**** Extracted entries

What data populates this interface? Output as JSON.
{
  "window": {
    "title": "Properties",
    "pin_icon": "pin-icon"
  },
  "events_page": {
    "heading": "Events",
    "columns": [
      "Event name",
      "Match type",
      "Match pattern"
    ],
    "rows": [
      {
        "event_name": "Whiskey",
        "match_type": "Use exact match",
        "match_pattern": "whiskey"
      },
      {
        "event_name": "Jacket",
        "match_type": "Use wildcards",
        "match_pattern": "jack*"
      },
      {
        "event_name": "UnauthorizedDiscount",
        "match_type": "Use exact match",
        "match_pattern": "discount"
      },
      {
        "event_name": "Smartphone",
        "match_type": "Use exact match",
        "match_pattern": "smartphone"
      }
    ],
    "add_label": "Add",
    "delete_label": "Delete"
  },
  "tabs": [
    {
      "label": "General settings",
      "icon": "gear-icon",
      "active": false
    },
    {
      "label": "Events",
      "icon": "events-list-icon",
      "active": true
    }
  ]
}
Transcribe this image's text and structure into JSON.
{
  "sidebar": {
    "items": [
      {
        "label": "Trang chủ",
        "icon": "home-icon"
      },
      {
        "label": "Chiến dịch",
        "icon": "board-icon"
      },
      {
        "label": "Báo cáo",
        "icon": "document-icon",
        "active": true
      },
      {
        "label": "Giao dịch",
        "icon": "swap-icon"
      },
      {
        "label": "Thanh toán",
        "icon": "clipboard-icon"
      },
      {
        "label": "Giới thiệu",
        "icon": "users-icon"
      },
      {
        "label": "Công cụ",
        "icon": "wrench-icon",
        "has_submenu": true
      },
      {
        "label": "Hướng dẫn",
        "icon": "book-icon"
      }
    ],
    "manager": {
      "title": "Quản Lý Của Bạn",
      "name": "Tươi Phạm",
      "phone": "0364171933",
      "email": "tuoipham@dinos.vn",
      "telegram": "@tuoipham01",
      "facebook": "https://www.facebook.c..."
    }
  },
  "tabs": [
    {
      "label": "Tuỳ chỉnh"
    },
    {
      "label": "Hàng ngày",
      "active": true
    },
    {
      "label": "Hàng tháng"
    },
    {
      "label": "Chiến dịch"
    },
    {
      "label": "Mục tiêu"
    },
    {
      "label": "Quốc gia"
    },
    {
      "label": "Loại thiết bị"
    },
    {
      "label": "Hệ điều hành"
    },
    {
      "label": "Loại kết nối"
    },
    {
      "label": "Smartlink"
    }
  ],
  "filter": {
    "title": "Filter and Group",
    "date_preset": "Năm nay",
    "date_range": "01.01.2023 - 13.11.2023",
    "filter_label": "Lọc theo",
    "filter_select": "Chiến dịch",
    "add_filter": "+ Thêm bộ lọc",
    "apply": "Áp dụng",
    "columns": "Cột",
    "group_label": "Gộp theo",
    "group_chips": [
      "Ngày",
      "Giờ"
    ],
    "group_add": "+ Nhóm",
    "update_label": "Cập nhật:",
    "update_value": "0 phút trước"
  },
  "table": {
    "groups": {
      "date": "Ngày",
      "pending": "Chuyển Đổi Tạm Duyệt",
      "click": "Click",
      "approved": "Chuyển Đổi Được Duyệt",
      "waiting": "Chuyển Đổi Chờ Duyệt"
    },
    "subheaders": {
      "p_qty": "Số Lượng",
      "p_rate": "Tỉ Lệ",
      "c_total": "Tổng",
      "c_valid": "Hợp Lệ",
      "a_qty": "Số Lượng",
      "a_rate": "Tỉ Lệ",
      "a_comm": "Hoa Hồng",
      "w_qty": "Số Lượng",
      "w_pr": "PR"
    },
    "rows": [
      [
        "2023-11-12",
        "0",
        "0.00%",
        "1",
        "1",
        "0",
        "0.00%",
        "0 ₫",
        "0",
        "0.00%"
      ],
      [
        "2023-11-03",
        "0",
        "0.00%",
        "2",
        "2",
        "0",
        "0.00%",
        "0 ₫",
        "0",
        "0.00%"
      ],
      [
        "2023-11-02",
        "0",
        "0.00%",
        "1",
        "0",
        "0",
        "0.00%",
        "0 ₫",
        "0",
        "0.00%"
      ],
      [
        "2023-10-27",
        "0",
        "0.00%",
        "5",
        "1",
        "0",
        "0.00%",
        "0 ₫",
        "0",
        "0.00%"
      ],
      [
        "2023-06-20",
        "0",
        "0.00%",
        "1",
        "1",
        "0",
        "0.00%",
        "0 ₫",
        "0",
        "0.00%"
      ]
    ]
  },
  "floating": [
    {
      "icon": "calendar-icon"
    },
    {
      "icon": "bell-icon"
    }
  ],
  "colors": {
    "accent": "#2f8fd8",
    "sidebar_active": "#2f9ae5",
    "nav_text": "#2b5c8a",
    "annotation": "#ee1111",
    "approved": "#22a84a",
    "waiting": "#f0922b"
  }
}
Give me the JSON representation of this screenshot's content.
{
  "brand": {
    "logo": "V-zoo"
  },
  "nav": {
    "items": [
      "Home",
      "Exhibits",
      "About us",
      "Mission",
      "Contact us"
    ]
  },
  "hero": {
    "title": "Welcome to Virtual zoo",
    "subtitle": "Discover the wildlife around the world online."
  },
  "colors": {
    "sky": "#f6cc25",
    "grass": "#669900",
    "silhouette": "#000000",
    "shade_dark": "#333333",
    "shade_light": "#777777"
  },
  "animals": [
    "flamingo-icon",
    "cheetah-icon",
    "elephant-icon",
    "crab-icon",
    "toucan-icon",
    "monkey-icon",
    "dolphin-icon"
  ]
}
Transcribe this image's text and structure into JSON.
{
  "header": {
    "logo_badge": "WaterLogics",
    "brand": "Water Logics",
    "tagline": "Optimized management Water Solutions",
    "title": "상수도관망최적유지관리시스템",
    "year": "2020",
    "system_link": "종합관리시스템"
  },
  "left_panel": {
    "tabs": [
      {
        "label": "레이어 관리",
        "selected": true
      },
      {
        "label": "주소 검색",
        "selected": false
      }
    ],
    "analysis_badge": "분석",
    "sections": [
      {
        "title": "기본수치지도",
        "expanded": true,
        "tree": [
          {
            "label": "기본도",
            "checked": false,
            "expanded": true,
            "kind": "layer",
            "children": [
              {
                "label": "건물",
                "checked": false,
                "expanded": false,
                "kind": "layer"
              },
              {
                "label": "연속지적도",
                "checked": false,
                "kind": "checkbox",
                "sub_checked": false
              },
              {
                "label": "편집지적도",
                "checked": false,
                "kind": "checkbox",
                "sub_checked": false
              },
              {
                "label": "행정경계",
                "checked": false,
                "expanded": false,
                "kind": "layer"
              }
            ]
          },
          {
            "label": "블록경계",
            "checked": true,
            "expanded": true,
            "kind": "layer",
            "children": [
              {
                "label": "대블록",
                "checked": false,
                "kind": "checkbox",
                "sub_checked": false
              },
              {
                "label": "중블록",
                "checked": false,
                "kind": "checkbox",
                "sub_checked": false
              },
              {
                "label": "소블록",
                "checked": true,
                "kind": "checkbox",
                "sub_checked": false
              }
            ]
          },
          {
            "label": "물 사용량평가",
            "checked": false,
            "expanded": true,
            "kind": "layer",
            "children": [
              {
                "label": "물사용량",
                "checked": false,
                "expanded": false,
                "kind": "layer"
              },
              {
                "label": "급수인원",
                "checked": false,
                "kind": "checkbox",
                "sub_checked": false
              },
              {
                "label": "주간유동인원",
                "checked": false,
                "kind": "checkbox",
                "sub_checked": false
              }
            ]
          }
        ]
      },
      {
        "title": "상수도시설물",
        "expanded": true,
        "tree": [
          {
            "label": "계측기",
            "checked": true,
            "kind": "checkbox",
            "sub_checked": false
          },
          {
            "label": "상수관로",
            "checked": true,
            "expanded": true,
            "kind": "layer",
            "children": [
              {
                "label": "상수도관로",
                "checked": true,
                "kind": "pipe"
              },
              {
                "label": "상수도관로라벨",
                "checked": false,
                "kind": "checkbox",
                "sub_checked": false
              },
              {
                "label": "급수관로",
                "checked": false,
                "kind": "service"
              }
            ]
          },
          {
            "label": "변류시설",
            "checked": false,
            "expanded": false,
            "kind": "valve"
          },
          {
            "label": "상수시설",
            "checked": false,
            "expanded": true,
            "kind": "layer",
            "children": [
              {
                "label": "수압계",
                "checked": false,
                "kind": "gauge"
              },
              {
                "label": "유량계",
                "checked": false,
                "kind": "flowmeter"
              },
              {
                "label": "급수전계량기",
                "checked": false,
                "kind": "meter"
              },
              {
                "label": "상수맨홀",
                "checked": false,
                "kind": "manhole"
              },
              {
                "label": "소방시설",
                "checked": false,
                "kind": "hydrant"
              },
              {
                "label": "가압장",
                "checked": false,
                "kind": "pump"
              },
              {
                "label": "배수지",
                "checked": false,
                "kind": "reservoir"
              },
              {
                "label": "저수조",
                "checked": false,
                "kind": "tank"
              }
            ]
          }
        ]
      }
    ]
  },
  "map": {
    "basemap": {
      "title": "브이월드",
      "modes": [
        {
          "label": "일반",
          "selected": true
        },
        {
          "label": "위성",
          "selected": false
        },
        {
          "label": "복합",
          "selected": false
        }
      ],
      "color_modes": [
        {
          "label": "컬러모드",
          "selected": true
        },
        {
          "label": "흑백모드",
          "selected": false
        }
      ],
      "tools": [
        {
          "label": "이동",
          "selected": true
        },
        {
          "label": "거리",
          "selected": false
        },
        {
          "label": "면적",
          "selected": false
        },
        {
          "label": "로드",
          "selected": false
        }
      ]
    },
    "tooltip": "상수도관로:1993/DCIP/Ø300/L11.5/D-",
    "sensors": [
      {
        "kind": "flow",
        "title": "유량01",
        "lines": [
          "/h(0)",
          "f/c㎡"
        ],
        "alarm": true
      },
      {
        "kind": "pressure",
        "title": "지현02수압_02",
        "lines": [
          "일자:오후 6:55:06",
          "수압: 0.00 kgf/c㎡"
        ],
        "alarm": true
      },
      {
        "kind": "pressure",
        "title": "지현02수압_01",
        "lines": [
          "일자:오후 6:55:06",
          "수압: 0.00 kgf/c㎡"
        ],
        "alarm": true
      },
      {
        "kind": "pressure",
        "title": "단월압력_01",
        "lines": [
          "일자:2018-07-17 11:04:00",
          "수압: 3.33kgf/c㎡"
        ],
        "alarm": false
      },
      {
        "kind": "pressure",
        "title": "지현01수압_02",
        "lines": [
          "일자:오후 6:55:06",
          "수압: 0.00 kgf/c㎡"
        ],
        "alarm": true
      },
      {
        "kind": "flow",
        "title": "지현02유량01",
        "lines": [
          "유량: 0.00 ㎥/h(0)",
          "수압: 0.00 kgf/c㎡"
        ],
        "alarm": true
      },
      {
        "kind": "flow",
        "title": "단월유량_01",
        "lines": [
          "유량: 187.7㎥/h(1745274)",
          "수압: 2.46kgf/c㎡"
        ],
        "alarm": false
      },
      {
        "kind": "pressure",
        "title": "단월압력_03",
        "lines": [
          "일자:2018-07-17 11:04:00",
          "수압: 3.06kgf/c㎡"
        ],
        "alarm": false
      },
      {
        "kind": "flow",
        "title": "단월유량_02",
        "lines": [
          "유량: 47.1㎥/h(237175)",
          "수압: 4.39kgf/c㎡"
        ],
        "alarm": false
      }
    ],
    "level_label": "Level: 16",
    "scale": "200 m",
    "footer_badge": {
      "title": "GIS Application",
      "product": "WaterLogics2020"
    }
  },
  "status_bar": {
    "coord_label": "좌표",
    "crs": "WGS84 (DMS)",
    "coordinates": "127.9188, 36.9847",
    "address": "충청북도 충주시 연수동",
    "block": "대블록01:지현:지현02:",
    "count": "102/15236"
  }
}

********

**What this task involves:** Track down every line holding the string "dịch" and copy it.

**Solved exercise:**
        "label": "Chiến dịch",
        "label": "Giao dịch",
      "label": "Chiến dịch"
    "filter_select": "Chiến dịch",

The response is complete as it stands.